Figure contents as structured data:
start

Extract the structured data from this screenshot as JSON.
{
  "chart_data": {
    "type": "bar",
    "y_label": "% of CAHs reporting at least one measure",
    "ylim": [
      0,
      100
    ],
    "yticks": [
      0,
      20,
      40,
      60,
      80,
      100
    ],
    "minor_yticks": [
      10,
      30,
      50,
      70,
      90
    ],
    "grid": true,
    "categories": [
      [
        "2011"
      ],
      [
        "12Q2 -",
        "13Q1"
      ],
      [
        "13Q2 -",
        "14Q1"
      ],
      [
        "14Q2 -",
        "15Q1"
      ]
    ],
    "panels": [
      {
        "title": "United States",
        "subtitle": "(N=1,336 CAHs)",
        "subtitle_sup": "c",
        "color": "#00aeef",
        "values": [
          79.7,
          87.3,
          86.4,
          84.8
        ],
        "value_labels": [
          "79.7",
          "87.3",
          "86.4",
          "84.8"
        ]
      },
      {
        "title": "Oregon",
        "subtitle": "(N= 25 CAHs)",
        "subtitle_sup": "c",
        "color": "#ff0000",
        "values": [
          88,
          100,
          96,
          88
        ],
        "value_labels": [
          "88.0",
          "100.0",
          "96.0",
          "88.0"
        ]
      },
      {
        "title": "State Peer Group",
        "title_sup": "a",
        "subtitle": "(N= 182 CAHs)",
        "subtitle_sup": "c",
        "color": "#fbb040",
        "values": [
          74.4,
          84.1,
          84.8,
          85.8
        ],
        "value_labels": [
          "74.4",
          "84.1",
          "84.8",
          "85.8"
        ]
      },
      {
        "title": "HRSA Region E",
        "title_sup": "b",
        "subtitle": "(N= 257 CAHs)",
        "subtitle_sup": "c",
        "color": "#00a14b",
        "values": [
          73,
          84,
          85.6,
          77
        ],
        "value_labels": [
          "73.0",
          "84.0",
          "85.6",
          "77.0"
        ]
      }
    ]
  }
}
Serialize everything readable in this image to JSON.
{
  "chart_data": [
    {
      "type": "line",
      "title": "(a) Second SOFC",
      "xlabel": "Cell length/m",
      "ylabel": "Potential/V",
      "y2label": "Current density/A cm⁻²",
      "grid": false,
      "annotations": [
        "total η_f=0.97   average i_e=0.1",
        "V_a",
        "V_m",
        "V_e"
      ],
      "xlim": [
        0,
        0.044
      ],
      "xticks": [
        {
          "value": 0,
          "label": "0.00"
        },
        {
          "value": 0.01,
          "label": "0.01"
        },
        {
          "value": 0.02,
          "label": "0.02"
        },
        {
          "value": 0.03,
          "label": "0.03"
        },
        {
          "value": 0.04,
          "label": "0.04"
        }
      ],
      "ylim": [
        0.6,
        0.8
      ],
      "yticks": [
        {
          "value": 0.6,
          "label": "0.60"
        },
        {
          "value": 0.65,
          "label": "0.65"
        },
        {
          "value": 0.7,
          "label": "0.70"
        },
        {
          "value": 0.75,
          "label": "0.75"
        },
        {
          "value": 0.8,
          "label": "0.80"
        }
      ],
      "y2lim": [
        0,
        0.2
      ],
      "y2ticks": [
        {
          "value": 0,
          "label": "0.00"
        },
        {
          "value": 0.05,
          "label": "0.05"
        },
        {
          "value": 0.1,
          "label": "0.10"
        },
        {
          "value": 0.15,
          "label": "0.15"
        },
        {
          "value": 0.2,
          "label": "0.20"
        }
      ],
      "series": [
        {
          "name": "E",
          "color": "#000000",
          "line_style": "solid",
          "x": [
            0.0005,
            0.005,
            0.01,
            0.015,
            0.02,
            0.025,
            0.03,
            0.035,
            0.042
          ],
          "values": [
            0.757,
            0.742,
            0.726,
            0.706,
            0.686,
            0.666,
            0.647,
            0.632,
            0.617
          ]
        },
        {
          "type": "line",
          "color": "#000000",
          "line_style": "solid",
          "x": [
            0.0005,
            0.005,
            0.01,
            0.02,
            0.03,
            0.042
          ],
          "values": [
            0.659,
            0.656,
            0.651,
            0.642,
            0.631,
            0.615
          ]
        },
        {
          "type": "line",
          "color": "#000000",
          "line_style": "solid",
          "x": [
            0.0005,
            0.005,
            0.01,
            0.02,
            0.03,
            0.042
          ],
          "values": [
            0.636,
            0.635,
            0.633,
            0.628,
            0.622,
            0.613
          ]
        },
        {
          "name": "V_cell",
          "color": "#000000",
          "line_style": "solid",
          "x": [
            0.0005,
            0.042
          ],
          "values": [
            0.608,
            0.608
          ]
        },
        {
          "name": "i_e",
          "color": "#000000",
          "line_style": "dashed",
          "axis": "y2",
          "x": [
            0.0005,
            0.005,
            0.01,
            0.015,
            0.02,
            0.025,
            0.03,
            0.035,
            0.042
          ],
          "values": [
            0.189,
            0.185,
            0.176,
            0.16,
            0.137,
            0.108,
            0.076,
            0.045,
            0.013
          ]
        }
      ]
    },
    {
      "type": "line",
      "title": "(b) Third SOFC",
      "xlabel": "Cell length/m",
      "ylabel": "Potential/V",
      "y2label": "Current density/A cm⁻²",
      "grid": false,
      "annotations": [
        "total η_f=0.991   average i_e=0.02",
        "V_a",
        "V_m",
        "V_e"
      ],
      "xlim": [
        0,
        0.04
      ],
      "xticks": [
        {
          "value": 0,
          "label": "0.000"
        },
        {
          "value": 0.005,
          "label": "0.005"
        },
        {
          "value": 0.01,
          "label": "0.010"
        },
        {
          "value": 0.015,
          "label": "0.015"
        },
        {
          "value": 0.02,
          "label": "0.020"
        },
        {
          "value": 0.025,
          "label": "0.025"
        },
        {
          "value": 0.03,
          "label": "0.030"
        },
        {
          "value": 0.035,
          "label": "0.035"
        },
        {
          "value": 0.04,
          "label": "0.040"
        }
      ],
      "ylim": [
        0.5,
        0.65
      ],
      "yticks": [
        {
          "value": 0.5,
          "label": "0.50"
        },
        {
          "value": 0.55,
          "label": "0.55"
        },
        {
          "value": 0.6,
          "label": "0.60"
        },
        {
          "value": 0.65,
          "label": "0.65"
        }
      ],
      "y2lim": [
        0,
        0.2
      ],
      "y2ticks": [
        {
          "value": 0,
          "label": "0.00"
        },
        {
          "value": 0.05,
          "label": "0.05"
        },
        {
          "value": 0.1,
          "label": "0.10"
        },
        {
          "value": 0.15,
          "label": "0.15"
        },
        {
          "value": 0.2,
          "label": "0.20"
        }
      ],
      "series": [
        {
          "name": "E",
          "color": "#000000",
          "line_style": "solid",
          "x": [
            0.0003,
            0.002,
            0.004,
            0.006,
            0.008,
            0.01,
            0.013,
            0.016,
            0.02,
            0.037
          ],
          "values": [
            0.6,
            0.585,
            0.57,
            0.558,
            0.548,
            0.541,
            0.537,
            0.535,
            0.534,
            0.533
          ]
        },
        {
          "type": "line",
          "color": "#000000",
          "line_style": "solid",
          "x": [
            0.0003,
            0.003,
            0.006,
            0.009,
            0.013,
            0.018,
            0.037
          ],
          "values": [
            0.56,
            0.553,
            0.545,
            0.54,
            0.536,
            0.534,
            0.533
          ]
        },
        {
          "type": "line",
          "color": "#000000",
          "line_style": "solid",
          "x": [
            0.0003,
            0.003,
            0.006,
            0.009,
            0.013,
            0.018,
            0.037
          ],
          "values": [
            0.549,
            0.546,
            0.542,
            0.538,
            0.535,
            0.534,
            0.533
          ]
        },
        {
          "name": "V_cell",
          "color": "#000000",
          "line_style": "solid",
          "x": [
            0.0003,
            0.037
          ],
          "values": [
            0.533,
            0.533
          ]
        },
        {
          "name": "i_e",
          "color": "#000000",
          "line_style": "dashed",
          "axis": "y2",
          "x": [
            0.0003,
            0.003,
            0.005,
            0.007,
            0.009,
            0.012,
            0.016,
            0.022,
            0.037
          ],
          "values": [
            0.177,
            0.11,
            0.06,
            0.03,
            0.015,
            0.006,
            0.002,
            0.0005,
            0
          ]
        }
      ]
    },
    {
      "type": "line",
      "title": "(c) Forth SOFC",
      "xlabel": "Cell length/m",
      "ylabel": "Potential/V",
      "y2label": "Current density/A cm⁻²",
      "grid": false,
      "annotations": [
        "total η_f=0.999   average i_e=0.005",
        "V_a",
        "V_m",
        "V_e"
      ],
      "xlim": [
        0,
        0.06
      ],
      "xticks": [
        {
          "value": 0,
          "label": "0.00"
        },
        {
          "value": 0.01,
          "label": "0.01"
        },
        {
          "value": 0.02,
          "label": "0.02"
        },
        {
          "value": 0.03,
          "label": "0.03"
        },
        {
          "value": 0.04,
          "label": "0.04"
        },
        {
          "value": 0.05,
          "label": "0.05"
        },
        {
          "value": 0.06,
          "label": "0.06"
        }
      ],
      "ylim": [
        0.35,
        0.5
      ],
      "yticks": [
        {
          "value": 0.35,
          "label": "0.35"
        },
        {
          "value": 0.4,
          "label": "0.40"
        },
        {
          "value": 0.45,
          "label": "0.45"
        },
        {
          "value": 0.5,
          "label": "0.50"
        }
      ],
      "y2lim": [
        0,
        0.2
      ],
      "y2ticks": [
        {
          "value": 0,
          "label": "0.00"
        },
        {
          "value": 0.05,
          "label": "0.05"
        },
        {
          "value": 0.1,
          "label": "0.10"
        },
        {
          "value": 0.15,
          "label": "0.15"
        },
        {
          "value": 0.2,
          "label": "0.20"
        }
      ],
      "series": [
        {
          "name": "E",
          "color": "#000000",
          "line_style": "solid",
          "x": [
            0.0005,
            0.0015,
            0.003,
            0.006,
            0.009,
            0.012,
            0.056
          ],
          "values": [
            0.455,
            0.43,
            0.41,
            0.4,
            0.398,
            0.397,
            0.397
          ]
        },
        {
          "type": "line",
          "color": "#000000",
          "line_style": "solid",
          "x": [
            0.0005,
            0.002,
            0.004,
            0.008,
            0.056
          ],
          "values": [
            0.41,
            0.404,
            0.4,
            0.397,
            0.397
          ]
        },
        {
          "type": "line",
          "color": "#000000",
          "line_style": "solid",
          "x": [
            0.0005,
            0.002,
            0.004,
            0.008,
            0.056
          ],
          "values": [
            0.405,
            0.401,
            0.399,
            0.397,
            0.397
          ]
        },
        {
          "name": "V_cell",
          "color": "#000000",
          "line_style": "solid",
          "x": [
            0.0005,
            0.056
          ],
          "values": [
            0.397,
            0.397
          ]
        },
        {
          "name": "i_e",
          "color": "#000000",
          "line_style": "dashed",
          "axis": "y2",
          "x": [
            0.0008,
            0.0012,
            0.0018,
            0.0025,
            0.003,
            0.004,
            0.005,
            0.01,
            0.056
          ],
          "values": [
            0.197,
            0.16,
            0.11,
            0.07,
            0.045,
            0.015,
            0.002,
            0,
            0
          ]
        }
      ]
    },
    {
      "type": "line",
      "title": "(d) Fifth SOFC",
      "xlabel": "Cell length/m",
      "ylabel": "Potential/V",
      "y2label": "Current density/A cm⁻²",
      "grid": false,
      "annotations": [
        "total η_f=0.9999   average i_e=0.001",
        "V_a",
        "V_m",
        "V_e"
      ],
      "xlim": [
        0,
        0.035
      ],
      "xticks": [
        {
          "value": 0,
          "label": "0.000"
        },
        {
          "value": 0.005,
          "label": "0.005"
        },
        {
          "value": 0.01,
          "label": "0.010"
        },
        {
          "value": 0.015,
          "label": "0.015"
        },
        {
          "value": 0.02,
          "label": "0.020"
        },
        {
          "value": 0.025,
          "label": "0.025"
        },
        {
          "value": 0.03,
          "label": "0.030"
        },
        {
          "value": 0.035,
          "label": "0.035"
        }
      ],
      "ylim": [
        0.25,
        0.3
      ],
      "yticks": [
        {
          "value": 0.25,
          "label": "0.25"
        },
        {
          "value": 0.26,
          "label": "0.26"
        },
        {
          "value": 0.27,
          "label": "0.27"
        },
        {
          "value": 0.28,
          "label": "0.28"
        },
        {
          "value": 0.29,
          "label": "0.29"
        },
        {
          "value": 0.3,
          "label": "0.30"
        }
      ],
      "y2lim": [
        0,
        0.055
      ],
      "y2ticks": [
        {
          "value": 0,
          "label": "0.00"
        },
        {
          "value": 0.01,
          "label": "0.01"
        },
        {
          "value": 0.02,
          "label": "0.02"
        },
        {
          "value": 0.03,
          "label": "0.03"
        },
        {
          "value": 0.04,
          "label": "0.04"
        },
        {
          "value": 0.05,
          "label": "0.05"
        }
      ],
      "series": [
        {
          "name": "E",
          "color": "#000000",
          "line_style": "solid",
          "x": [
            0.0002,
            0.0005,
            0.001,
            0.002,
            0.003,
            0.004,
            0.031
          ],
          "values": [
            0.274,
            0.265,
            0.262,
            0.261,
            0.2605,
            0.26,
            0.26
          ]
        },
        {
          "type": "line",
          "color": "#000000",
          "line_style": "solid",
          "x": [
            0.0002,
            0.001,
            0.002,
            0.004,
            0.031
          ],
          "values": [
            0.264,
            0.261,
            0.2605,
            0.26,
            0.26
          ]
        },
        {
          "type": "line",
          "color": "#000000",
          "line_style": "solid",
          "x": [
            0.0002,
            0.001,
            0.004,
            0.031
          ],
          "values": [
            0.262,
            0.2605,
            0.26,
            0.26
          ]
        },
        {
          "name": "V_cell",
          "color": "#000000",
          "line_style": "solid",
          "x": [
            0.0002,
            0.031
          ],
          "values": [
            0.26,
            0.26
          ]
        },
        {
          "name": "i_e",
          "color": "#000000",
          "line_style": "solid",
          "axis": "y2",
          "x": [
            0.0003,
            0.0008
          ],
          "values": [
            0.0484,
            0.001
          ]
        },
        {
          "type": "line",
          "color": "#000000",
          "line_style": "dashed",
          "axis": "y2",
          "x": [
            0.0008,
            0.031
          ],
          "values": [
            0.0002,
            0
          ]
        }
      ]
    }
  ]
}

end

REQUIREMENTS
Look through the entries above and list every line containing "CAHs".

EXERCISE RESULT
    "y_label": "% of CAHs reporting at least one measure",
        "subtitle": "(N=1,336 CAHs)",
        "subtitle": "(N= 25 CAHs)",
        "subtitle": "(N= 182 CAHs)",
        "subtitle": "(N= 257 CAHs)",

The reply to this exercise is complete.